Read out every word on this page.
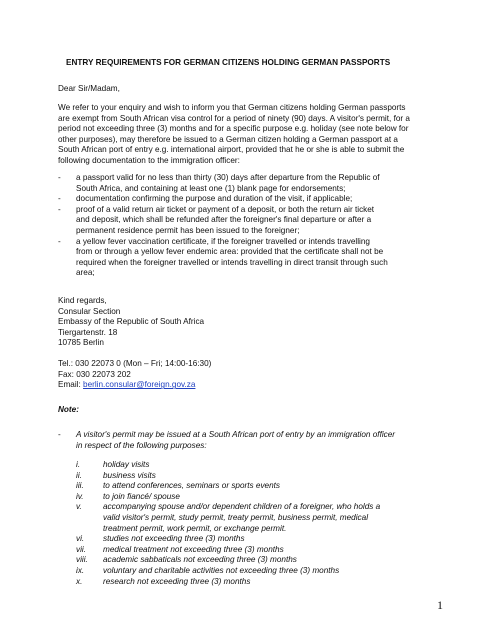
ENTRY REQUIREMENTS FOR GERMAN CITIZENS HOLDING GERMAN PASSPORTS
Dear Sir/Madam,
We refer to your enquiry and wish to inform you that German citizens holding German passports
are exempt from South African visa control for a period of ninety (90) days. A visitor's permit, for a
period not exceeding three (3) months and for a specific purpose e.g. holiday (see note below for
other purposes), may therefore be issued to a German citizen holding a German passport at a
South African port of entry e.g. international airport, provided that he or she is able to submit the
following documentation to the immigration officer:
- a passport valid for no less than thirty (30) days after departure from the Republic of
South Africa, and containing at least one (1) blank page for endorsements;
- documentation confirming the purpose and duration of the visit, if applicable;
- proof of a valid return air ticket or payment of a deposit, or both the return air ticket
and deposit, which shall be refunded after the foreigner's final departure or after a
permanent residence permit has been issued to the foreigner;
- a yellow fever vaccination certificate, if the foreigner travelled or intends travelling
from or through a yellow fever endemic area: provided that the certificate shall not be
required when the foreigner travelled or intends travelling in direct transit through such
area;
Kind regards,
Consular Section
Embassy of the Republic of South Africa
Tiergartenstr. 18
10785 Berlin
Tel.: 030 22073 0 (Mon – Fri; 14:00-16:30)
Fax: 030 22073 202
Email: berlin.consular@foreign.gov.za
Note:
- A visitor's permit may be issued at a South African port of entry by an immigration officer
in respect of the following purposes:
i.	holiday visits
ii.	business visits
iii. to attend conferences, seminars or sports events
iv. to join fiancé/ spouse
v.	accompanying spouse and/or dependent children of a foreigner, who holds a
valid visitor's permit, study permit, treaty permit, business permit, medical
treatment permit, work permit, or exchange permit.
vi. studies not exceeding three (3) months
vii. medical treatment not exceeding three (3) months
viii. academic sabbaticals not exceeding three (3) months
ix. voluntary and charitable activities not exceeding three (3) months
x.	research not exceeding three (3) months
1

──────

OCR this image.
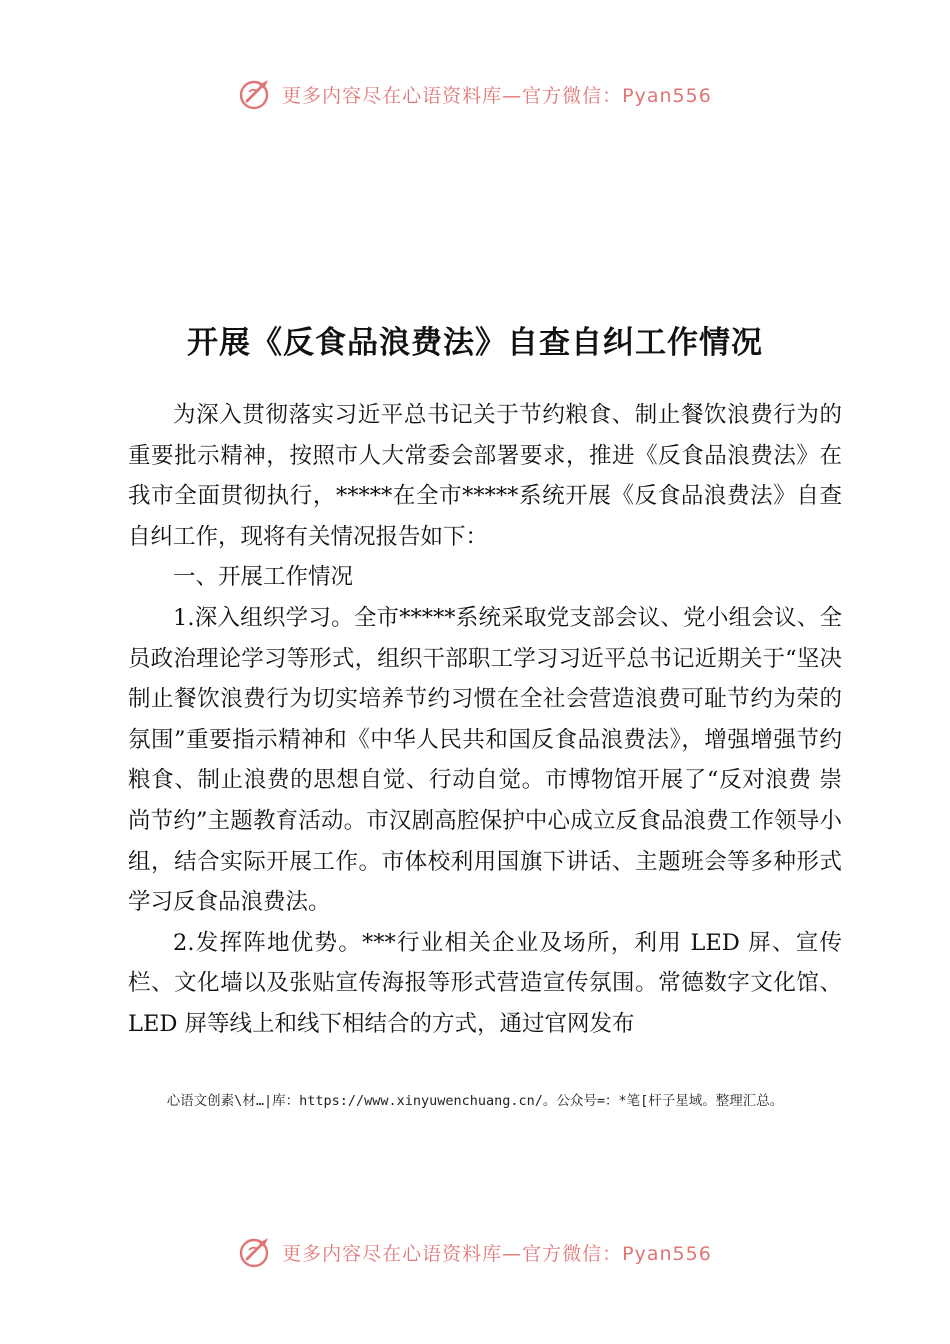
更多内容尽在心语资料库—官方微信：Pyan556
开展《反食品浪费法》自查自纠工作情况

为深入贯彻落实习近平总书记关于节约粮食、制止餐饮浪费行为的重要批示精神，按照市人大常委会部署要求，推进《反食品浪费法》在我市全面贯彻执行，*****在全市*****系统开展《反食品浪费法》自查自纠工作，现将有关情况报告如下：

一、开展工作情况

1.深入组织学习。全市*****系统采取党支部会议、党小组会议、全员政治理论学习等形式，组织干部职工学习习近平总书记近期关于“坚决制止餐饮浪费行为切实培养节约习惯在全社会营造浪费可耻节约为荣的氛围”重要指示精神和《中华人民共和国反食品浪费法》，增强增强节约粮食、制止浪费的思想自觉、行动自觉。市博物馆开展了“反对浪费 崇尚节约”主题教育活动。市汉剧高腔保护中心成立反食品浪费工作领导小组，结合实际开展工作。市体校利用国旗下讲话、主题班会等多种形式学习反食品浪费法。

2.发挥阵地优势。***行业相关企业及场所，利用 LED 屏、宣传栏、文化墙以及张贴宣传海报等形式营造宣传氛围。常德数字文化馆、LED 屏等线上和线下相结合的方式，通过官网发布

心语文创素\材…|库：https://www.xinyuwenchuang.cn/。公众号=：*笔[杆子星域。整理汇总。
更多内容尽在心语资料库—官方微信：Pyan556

──────

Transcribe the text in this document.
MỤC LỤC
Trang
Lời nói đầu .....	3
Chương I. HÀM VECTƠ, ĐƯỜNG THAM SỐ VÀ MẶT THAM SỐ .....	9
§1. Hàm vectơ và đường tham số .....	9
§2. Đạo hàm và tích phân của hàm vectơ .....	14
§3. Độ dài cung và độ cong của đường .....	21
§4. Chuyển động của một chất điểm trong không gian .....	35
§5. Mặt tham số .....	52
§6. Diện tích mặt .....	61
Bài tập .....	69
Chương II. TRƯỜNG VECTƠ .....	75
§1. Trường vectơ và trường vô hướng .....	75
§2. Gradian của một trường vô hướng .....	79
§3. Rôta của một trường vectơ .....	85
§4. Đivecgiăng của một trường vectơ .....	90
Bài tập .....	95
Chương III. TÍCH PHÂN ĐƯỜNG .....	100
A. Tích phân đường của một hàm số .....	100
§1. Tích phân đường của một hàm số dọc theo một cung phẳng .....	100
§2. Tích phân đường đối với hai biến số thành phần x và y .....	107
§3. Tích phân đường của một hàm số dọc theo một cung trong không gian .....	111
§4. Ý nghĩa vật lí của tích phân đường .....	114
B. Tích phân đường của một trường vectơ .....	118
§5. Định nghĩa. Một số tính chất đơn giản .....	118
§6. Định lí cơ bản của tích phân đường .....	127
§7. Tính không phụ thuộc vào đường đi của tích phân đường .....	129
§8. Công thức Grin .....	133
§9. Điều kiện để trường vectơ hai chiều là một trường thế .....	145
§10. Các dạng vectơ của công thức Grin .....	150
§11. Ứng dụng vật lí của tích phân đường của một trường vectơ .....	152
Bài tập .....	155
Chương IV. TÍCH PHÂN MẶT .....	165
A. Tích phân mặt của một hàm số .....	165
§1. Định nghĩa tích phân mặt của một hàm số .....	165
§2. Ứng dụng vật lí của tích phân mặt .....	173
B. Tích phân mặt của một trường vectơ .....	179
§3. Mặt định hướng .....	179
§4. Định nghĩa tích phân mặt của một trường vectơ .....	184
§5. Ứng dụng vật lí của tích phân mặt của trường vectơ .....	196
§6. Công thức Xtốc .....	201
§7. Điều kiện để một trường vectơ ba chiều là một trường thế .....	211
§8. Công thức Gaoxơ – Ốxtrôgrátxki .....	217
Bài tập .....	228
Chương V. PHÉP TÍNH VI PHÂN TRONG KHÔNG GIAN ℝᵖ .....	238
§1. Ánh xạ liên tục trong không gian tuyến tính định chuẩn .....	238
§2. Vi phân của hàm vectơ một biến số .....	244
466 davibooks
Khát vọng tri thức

──────

* [EXERCISE INSTRUCTIONS]:
Gather each line of the listing containing the word "foreigner" and show it.

* [WORKED ANSWER]:
and deposit, which shall be refunded after the foreigner's final departure or after a
permanent residence permit has been issued to the foreigner;
- a yellow fever vaccination certificate, if the foreigner travelled or intends travelling
required when the foreigner travelled or intends travelling in direct transit through such
v.	accompanying spouse and/or dependent children of a foreigner, who holds a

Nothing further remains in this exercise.